WHAT TO DO.
Reproduce every entry exactly, without alteration.

DATA ROWS.
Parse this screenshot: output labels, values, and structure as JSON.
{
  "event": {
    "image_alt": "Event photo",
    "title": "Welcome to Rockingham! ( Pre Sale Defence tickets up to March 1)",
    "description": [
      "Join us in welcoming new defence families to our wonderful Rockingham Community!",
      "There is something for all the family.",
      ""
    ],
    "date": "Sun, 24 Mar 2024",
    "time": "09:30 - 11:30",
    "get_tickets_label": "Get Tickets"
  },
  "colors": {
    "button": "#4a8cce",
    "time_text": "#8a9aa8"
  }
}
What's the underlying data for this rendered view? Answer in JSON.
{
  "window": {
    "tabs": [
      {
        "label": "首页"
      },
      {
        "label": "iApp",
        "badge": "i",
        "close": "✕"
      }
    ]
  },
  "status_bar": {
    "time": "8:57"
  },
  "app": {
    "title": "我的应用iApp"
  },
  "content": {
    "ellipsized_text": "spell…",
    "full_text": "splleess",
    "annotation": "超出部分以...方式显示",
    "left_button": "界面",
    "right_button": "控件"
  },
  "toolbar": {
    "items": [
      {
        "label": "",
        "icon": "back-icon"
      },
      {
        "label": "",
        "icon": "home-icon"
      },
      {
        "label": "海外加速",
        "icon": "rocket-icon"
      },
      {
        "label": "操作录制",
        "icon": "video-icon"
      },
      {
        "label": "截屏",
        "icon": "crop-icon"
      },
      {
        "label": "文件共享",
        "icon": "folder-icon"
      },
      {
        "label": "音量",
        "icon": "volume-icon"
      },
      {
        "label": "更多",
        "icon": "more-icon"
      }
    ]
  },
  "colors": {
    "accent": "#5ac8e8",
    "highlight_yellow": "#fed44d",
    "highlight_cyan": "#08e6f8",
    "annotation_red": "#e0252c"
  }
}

THE SOLUTION.
Parse this screenshot: output labels, values, and structure as JSON.
{
  "event": {
    "image_alt": "Event photo",
    "title": "Welcome to Rockingham! ( Pre Sale Defence tickets up to March 1)",
    "description": [
      "Join us in welcoming new defence families to our wonderful Rockingham Community!",
      "There is something for all the family.",
      ""
    ],
    "date": "Sun, 24 Mar 2024",
    "time": "09:30 - 11:30",
    "get_tickets_label": "Get Tickets"
  },
  "colors": {
    "button": "#4a8cce",
    "time_text": "#8a9aa8"
  }
}
What's the underlying data for this rendered view? Answer in JSON.
{
  "window": {
    "tabs": [
      {
        "label": "首页"
      },
      {
        "label": "iApp",
        "badge": "i",
        "close": "✕"
      }
    ]
  },
  "status_bar": {
    "time": "8:57"
  },
  "app": {
    "title": "我的应用iApp"
  },
  "content": {
    "ellipsized_text": "spell…",
    "full_text": "splleess",
    "annotation": "超出部分以...方式显示",
    "left_button": "界面",
    "right_button": "控件"
  },
  "toolbar": {
    "items": [
      {
        "label": "",
        "icon": "back-icon"
      },
      {
        "label": "",
        "icon": "home-icon"
      },
      {
        "label": "海外加速",
        "icon": "rocket-icon"
      },
      {
        "label": "操作录制",
        "icon": "video-icon"
      },
      {
        "label": "截屏",
        "icon": "crop-icon"
      },
      {
        "label": "文件共享",
        "icon": "folder-icon"
      },
      {
        "label": "音量",
        "icon": "volume-icon"
      },
      {
        "label": "更多",
        "icon": "more-icon"
      }
    ]
  },
  "colors": {
    "accent": "#5ac8e8",
    "highlight_yellow": "#fed44d",
    "highlight_cyan": "#08e6f8",
    "annotation_red": "#e0252c"
  }
}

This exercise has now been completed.